Stored items from a collection
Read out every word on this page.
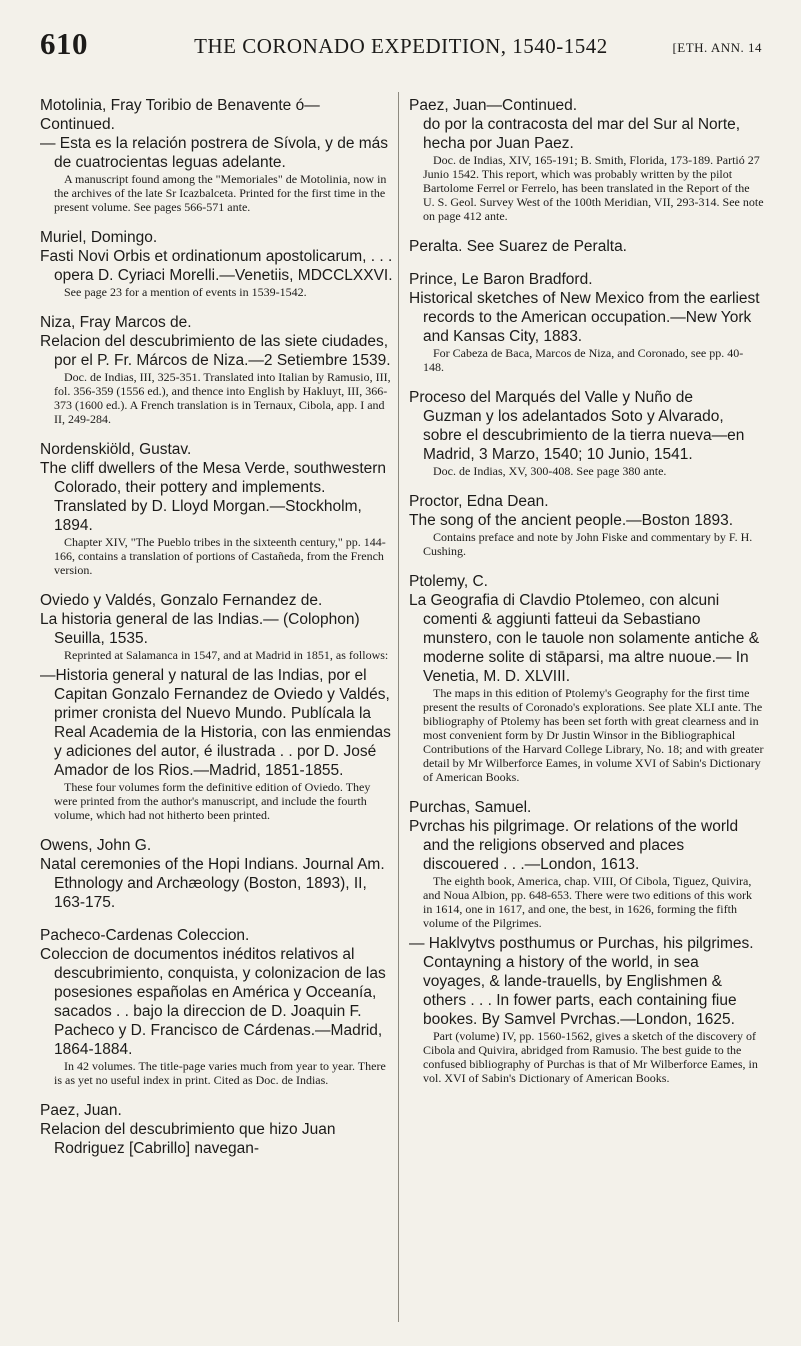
610	THE CORONADO EXPEDITION, 1540-1542	[ETH. ANN. 14

Motolinia, Fray Toribio de Benavente ó—

Continued.

— Esta es la relación postrera de Sívola, y de más de cuatrocientas leguas adelante.

A manuscript found among the "Memoriales" de Motolinia, now in the archives of the late Sr Icazbalceta. Printed for the first time in the present volume. See pages 566-571 ante.

Muriel, Domingo.

Fasti Novi Orbis et ordinationum apostolicarum, . . . opera D. Cyriaci Morelli.—Venetiis, MDCCLXXVI.

See page 23 for a mention of events in 1539-1542.

Niza, Fray Marcos de.

Relacion del descubrimiento de las siete ciudades, por el P. Fr. Márcos de Niza.—2 Setiembre 1539.

Doc. de Indias, III, 325-351. Translated into Italian by Ramusio, III, fol. 356-359 (1556 ed.), and thence into English by Hakluyt, III, 366-373 (1600 ed.). A French translation is in Ternaux, Cibola, app. I and II, 249-284.

Nordenskiöld, Gustav.

The cliff dwellers of the Mesa Verde, southwestern Colorado, their pottery and implements. Translated by D. Lloyd Morgan.—Stockholm, 1894.

Chapter XIV, "The Pueblo tribes in the sixteenth century," pp. 144-166, contains a translation of portions of Castañeda, from the French version.

Oviedo y Valdés, Gonzalo Fernandez de.

La historia general de las Indias.— (Colophon) Seuilla, 1535.

Reprinted at Salamanca in 1547, and at Madrid in 1851, as follows:

—Historia general y natural de las Indias, por el Capitan Gonzalo Fernandez de Oviedo y Valdés, primer cronista del Nuevo Mundo. Publícala la Real Academia de la Historia, con las enmiendas y adiciones del autor, é ilustrada . . por D. José Amador de los Rios.—Madrid, 1851-1855.

These four volumes form the definitive edition of Oviedo. They were printed from the author's manuscript, and include the fourth volume, which had not hitherto been printed.

Owens, John G.

Natal ceremonies of the Hopi Indians. Journal Am. Ethnology and Archæology (Boston, 1893), II, 163-175.

Pacheco-Cardenas Coleccion.

Coleccion de documentos inéditos relativos al descubrimiento, conquista, y colonizacion de las posesiones españolas en América y Occeanía, sacados . . bajo la direccion de D. Joaquin F. Pacheco y D. Francisco de Cárdenas.—Madrid, 1864-1884.

In 42 volumes. The title-page varies much from year to year. There is as yet no useful index in print. Cited as Doc. de Indias.

Paez, Juan.

Relacion del descubrimiento que hizo Juan Rodriguez [Cabrillo] navegan-

Paez, Juan—Continued.

do por la contracosta del mar del Sur al Norte, hecha por Juan Paez.

Doc. de Indias, XIV, 165-191; B. Smith, Florida, 173-189. Partió 27 Junio 1542. This report, which was probably written by the pilot Bartolome Ferrel or Ferrelo, has been translated in the Report of the U. S. Geol. Survey West of the 100th Meridian, VII, 293-314. See note on page 412 ante.

Peralta. See Suarez de Peralta.

Prince, Le Baron Bradford.

Historical sketches of New Mexico from the earliest records to the American occupation.—New York and Kansas City, 1883.

For Cabeza de Baca, Marcos de Niza, and Coronado, see pp. 40-148.

Proceso del Marqués del Valle y Nuño de

Guzman y los adelantados Soto y Alvarado, sobre el descubrimiento de la tierra nueva—en Madrid, 3 Marzo, 1540; 10 Junio, 1541.

Doc. de Indias, XV, 300-408. See page 380 ante.

Proctor, Edna Dean.

The song of the ancient people.—Boston 1893.

Contains preface and note by John Fiske and commentary by F. H. Cushing.

Ptolemy, C.

La Geografia di Clavdio Ptolemeo, con alcuni comenti & aggiunti fatteui da Sebastiano munstero, con le tauole non solamente antiche & moderne solite di stāparsi, ma altre nuoue.— In Venetia, M. D. XLVIII.

The maps in this edition of Ptolemy's Geography for the first time present the results of Coronado's explorations. See plate XLI ante. The bibliography of Ptolemy has been set forth with great clearness and in most convenient form by Dr Justin Winsor in the Bibliographical Contributions of the Harvard College Library, No. 18; and with greater detail by Mr Wilberforce Eames, in volume XVI of Sabin's Dictionary of American Books.

Purchas, Samuel.

Pvrchas his pilgrimage. Or relations of the world and the religions observed and places discouered . . .—London, 1613.

The eighth book, America, chap. VIII, Of Cibola, Tiguez, Quivira, and Noua Albion, pp. 648-653. There were two editions of this work in 1614, one in 1617, and one, the best, in 1626, forming the fifth volume of the Pilgrimes.

— Haklvytvs posthumus or Purchas, his pilgrimes. Contayning a history of the world, in sea voyages, & lande-trauells, by Englishmen & others . . . In fower parts, each containing fiue bookes. By Samvel Pvrchas.—London, 1625.

Part (volume) IV, pp. 1560-1562, gives a sketch of the discovery of Cibola and Quivira, abridged from Ramusio. The best guide to the confused bibliography of Purchas is that of Mr Wilberforce Eames, in vol. XVI of Sabin's Dictionary of American Books.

■ STATED PROBLEM ■
Using the listing above, pick out each line that contains the word "There", then copy it.

■ ANSWER TO THIS EXERCISE ■
In 42 volumes. The title-page varies much from year to year. There is as yet no useful index in print. Cited as Doc. de Indias.
The eighth book, America, chap. VIII, Of Cibola, Tiguez, Quivira, and Noua Albion, pp. 648-653. There were two editions of this work in 1614, one in 1617, and one, the best, in 1626, forming the fifth volume of the Pilgrimes.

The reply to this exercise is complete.